Goal: Leave out any pictures and transcribe all other data below exactly.

Material for the task:
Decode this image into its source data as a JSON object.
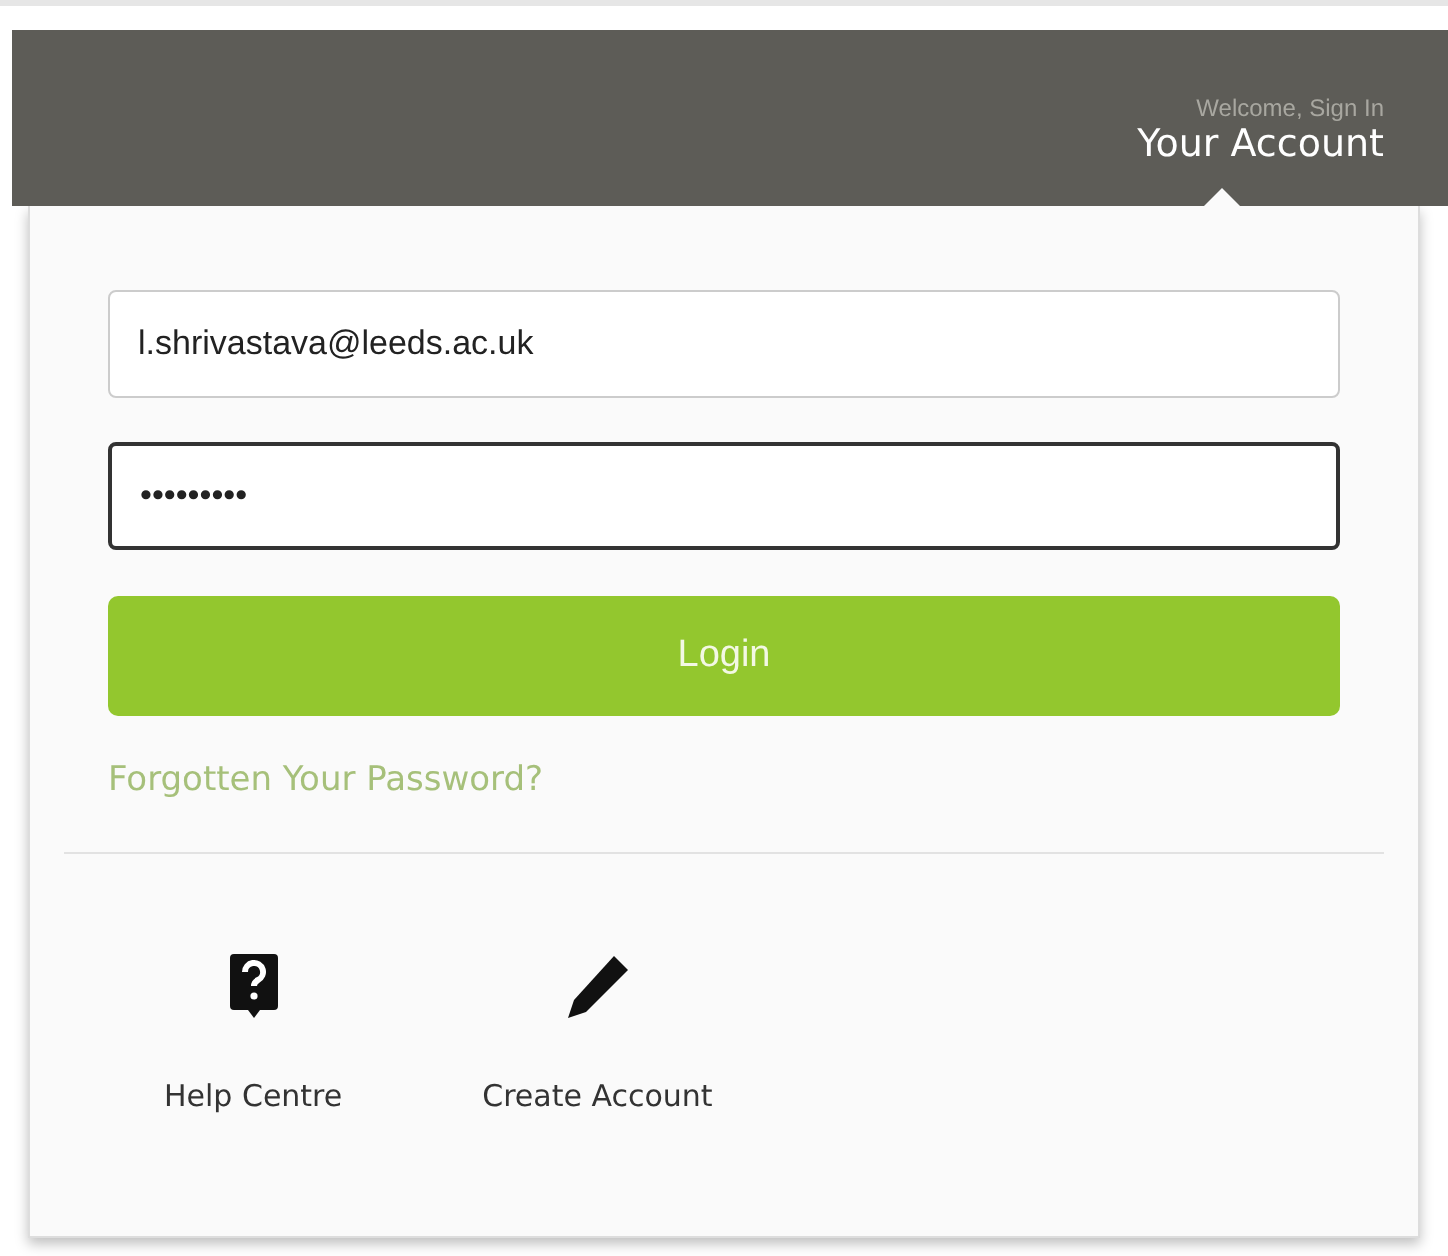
{
  "header": {
    "greeting": "Welcome, Sign In",
    "title": "Your Account"
  },
  "login": {
    "email": {
      "value": "l.shrivastava@leeds.ac.uk",
      "focused": false
    },
    "password": {
      "value": "•••••••••",
      "focused": true
    },
    "button": "Login",
    "forgot_link": "Forgotten Your Password?"
  },
  "actions": [
    {
      "kind": "help",
      "label": "Help Centre"
    },
    {
      "kind": "create",
      "label": "Create Account"
    }
  ]
}
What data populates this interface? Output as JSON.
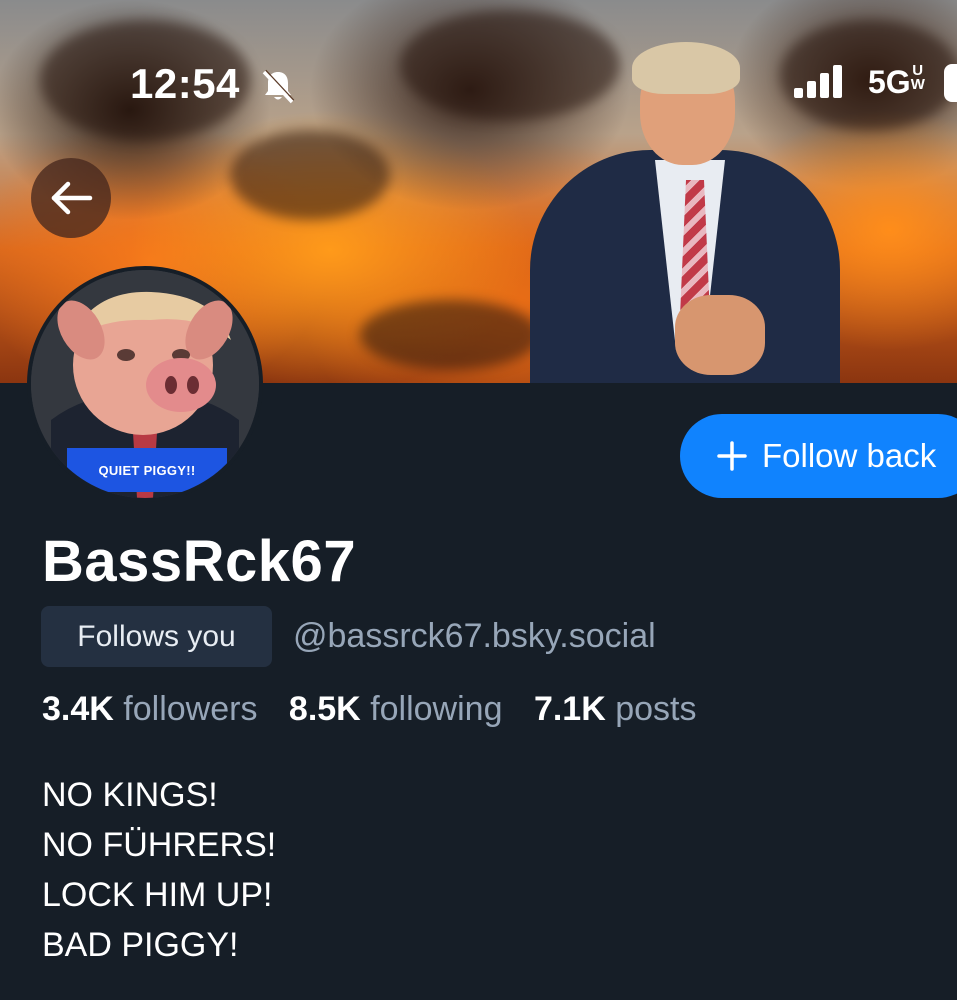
{
  "status_bar": {
    "time": "12:54",
    "network": "5G",
    "network_superscript": "UW"
  },
  "profile": {
    "avatar_caption": "QUIET PIGGY!!",
    "display_name": "BassRck67",
    "follows_you_label": "Follows you",
    "handle": "@bassrck67.bsky.social",
    "follow_button_label": "Follow back",
    "stats": [
      {
        "value": "3.4K",
        "label": "followers"
      },
      {
        "value": "8.5K",
        "label": "following"
      },
      {
        "value": "7.1K",
        "label": "posts"
      }
    ],
    "bio_lines": [
      "NO KINGS!",
      "NO FÜHRERS!",
      "LOCK HIM UP!",
      "BAD PIGGY!"
    ]
  },
  "colors": {
    "background": "#161e27",
    "accent": "#1083fe",
    "muted_text": "#97a6b8",
    "badge_bg": "#243041"
  },
  "icons": {
    "back": "arrow-left-icon",
    "bell": "bell-slash-icon",
    "signal": "cellular-signal-icon",
    "battery": "battery-icon",
    "plus": "plus-icon"
  }
}
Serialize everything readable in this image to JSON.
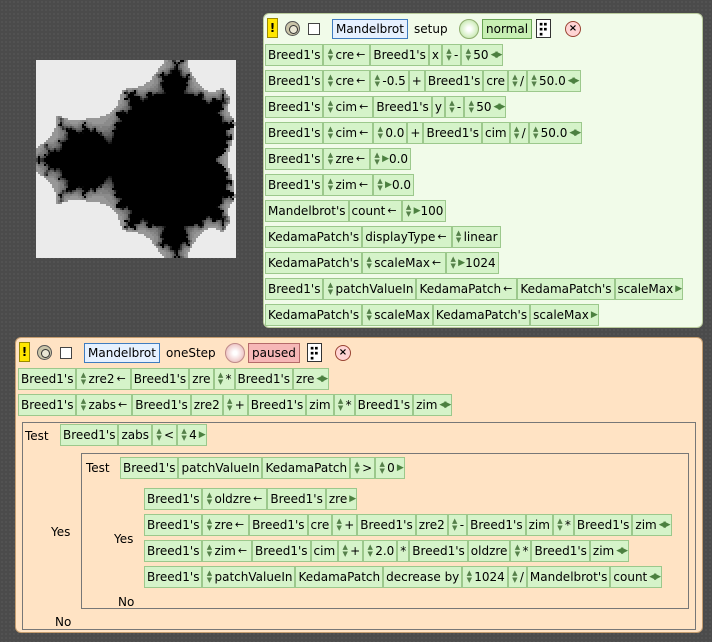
{
  "setup_script": {
    "object": "Mandelbrot",
    "name": "setup",
    "status": "normal",
    "lines": [
      [
        "Breed1's",
        "cre",
        "←",
        "Breed1's",
        "x",
        "-",
        "50"
      ],
      [
        "Breed1's",
        "cre",
        "←",
        "-0.5",
        "+",
        "Breed1's",
        "cre",
        "/",
        "50.0"
      ],
      [
        "Breed1's",
        "cim",
        "←",
        "Breed1's",
        "y",
        "-",
        "50"
      ],
      [
        "Breed1's",
        "cim",
        "←",
        "0.0",
        "+",
        "Breed1's",
        "cim",
        "/",
        "50.0"
      ],
      [
        "Breed1's",
        "zre",
        "←",
        "0.0"
      ],
      [
        "Breed1's",
        "zim",
        "←",
        "0.0"
      ],
      [
        "Mandelbrot's",
        "count",
        "←",
        "100"
      ],
      [
        "KedamaPatch's",
        "displayType",
        "←",
        "linear"
      ],
      [
        "KedamaPatch's",
        "scaleMax",
        "←",
        "1024"
      ],
      [
        "Breed1's",
        "patchValueIn",
        "KedamaPatch",
        "←",
        "KedamaPatch's",
        "scaleMax"
      ],
      [
        "KedamaPatch's",
        "scaleMax",
        "KedamaPatch's",
        "scaleMax"
      ]
    ]
  },
  "step_script": {
    "object": "Mandelbrot",
    "name": "oneStep",
    "status": "paused",
    "lines": [
      [
        "Breed1's",
        "zre2",
        "←",
        "Breed1's",
        "zre",
        "*",
        "Breed1's",
        "zre"
      ],
      [
        "Breed1's",
        "zabs",
        "←",
        "Breed1's",
        "zre2",
        "+",
        "Breed1's",
        "zim",
        "*",
        "Breed1's",
        "zim"
      ]
    ],
    "test_outer": {
      "label": "Test",
      "condition": [
        "Breed1's",
        "zabs",
        "<",
        "4"
      ],
      "yes": "Yes",
      "no": "No"
    },
    "test_inner": {
      "label": "Test",
      "condition": [
        "Breed1's",
        "patchValueIn",
        "KedamaPatch",
        ">",
        "0"
      ],
      "yes": "Yes",
      "no": "No",
      "lines": [
        [
          "Breed1's",
          "oldzre",
          "←",
          "Breed1's",
          "zre"
        ],
        [
          "Breed1's",
          "zre",
          "←",
          "Breed1's",
          "cre",
          "+",
          "Breed1's",
          "zre2",
          "-",
          "Breed1's",
          "zim",
          "*",
          "Breed1's",
          "zim"
        ],
        [
          "Breed1's",
          "zim",
          "←",
          "Breed1's",
          "cim",
          "+",
          "2.0",
          "*",
          "Breed1's",
          "oldzre",
          "*",
          "Breed1's",
          "zim"
        ],
        [
          "Breed1's",
          "patchValueIn",
          "KedamaPatch",
          "decrease by",
          "1024",
          "/",
          "Mandelbrot's",
          "count"
        ]
      ]
    }
  },
  "colors": {
    "setup_bg": "#f1fbe9",
    "step_bg": "#ffe3c4",
    "tile": "#d5f3c9",
    "normal": "#c8f0b4",
    "paused": "#f6b7b7"
  },
  "icons": [
    "exclamation-icon",
    "go-button-icon",
    "checkbox-icon",
    "tick-clock-icon",
    "menu-icon",
    "close-icon"
  ]
}
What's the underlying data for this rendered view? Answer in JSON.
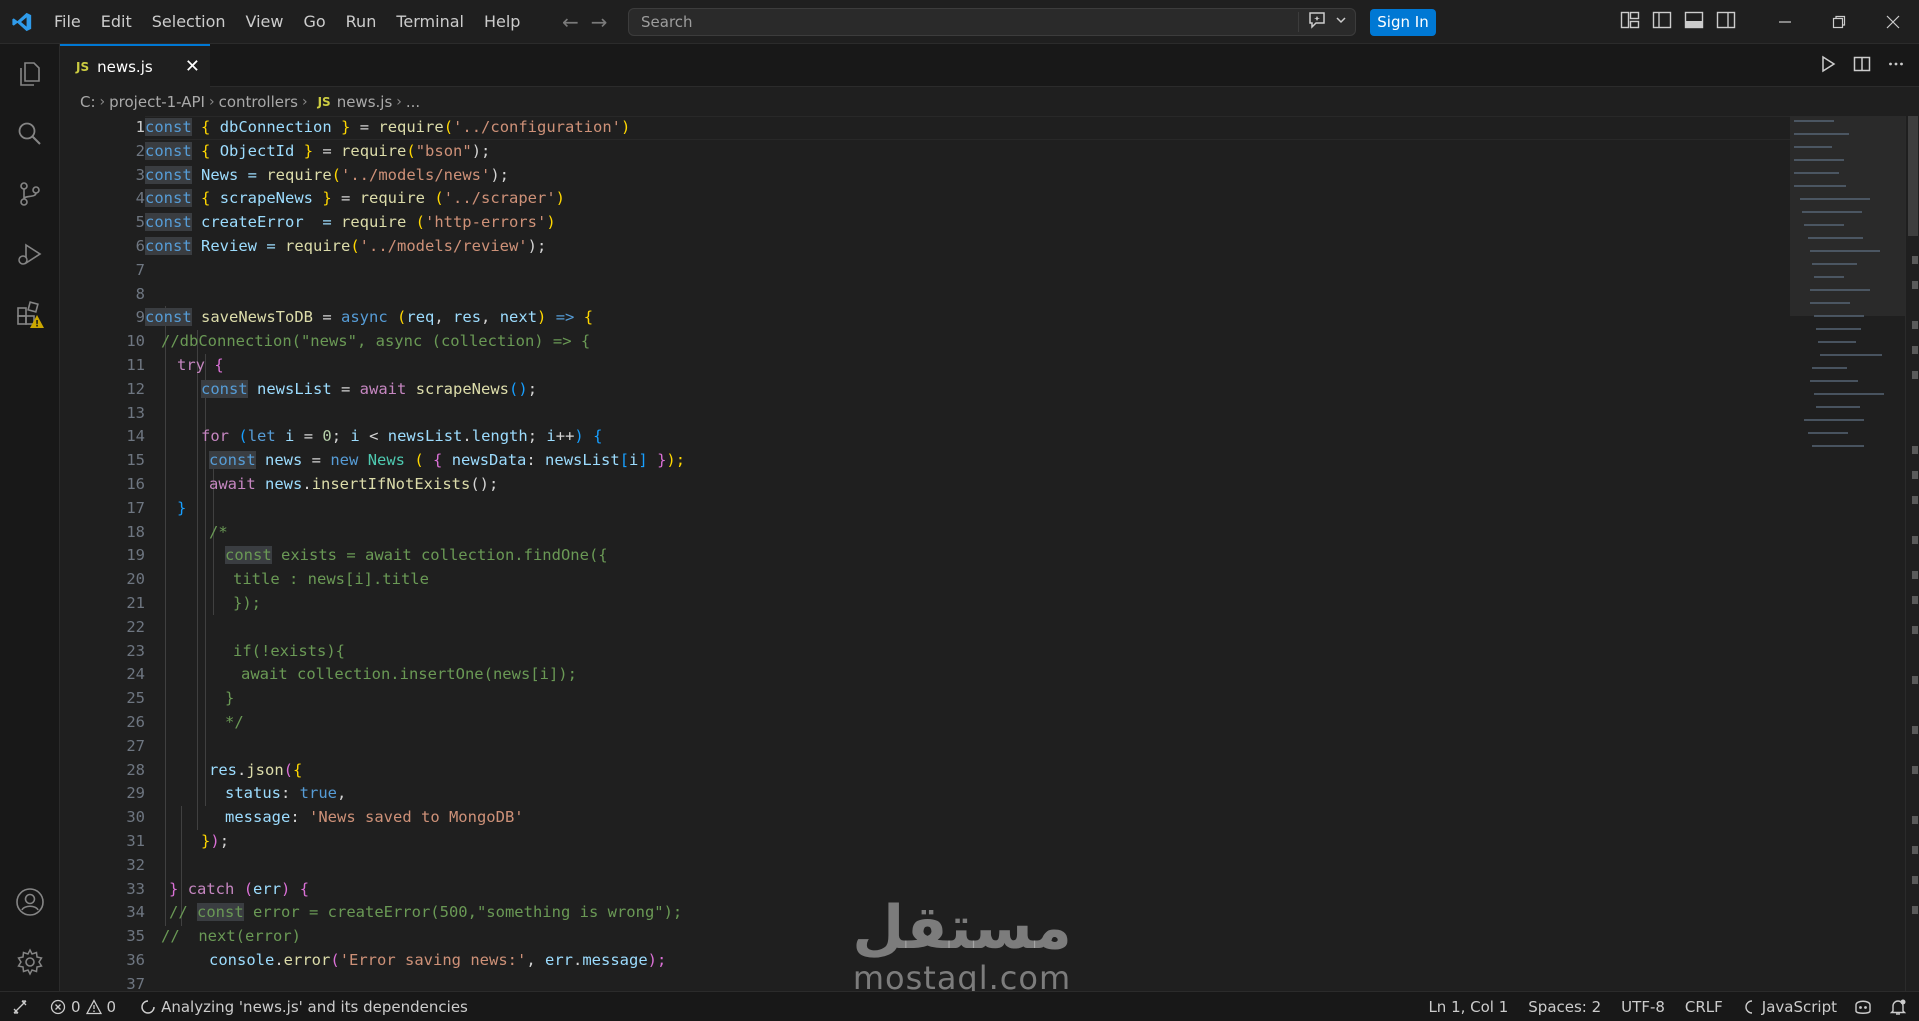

Answer for this exercise:
Decode this image into its source data as a JSON object.
{
  "header": {
    "greeting": "Welcome, Sign In",
    "title": "Your Account"
  },
  "login": {
    "email": {
      "value": "l.shrivastava@leeds.ac.uk",
      "focused": false
    },
    "password": {
      "value": "•••••••••",
      "focused": true
    },
    "button": "Login",
    "forgot_link": "Forgotten Your Password?"
  },
  "actions": [
    {
      "kind": "help",
      "label": "Help Centre"
    },
    {
      "kind": "create",
      "label": "Create Account"
    }
  ]
}
What data populates this interface? Output as JSON.
{
  "status_bar": {
    "time": "12:54",
    "network": "5G",
    "network_superscript": "UW"
  },
  "profile": {
    "avatar_caption": "QUIET PIGGY!!",
    "display_name": "BassRck67",
    "follows_you_label": "Follows you",
    "handle": "@bassrck67.bsky.social",
    "follow_button_label": "Follow back",
    "stats": [
      {
        "value": "3.4K",
        "label": "followers"
      },
      {
        "value": "8.5K",
        "label": "following"
      },
      {
        "value": "7.1K",
        "label": "posts"
      }
    ],
    "bio_lines": [
      "NO KINGS!",
      "NO FÜHRERS!",
      "LOCK HIM UP!",
      "BAD PIGGY!"
    ]
  },
  "colors": {
    "background": "#161e27",
    "accent": "#1083fe",
    "muted_text": "#97a6b8",
    "badge_bg": "#243041"
  },
  "icons": {
    "back": "arrow-left-icon",
    "bell": "bell-slash-icon",
    "signal": "cellular-signal-icon",
    "battery": "battery-icon",
    "plus": "plus-icon"
  }
}
Serialize everything readable in this image to JSON.
{
  "setup_script": {
    "object": "Mandelbrot",
    "name": "setup",
    "status": "normal",
    "lines": [
      [
        "Breed1's",
        "cre",
        "←",
        "Breed1's",
        "x",
        "-",
        "50"
      ],
      [
        "Breed1's",
        "cre",
        "←",
        "-0.5",
        "+",
        "Breed1's",
        "cre",
        "/",
        "50.0"
      ],
      [
        "Breed1's",
        "cim",
        "←",
        "Breed1's",
        "y",
        "-",
        "50"
      ],
      [
        "Breed1's",
        "cim",
        "←",
        "0.0",
        "+",
        "Breed1's",
        "cim",
        "/",
        "50.0"
      ],
      [
        "Breed1's",
        "zre",
        "←",
        "0.0"
      ],
      [
        "Breed1's",
        "zim",
        "←",
        "0.0"
      ],
      [
        "Mandelbrot's",
        "count",
        "←",
        "100"
      ],
      [
        "KedamaPatch's",
        "displayType",
        "←",
        "linear"
      ],
      [
        "KedamaPatch's",
        "scaleMax",
        "←",
        "1024"
      ],
      [
        "Breed1's",
        "patchValueIn",
        "KedamaPatch",
        "←",
        "KedamaPatch's",
        "scaleMax"
      ],
      [
        "KedamaPatch's",
        "scaleMax",
        "KedamaPatch's",
        "scaleMax"
      ]
    ]
  },
  "step_script": {
    "object": "Mandelbrot",
    "name": "oneStep",
    "status": "paused",
    "lines": [
      [
        "Breed1's",
        "zre2",
        "←",
        "Breed1's",
        "zre",
        "*",
        "Breed1's",
        "zre"
      ],
      [
        "Breed1's",
        "zabs",
        "←",
        "Breed1's",
        "zre2",
        "+",
        "Breed1's",
        "zim",
        "*",
        "Breed1's",
        "zim"
      ]
    ],
    "test_outer": {
      "label": "Test",
      "condition": [
        "Breed1's",
        "zabs",
        "<",
        "4"
      ],
      "yes": "Yes",
      "no": "No"
    },
    "test_inner": {
      "label": "Test",
      "condition": [
        "Breed1's",
        "patchValueIn",
        "KedamaPatch",
        ">",
        "0"
      ],
      "yes": "Yes",
      "no": "No",
      "lines": [
        [
          "Breed1's",
          "oldzre",
          "←",
          "Breed1's",
          "zre"
        ],
        [
          "Breed1's",
          "zre",
          "←",
          "Breed1's",
          "cre",
          "+",
          "Breed1's",
          "zre2",
          "-",
          "Breed1's",
          "zim",
          "*",
          "Breed1's",
          "zim"
        ],
        [
          "Breed1's",
          "zim",
          "←",
          "Breed1's",
          "cim",
          "+",
          "2.0",
          "*",
          "Breed1's",
          "oldzre",
          "*",
          "Breed1's",
          "zim"
        ],
        [
          "Breed1's",
          "patchValueIn",
          "KedamaPatch",
          "decrease by",
          "1024",
          "/",
          "Mandelbrot's",
          "count"
        ]
      ]
    }
  },
  "colors": {
    "setup_bg": "#f1fbe9",
    "step_bg": "#ffe3c4",
    "tile": "#d5f3c9",
    "normal": "#c8f0b4",
    "paused": "#f6b7b7"
  },
  "icons": [
    "exclamation-icon",
    "go-button-icon",
    "checkbox-icon",
    "tick-clock-icon",
    "menu-icon",
    "close-icon"
  ]
}
What's the underlying data for this rendered view? Answer in JSON.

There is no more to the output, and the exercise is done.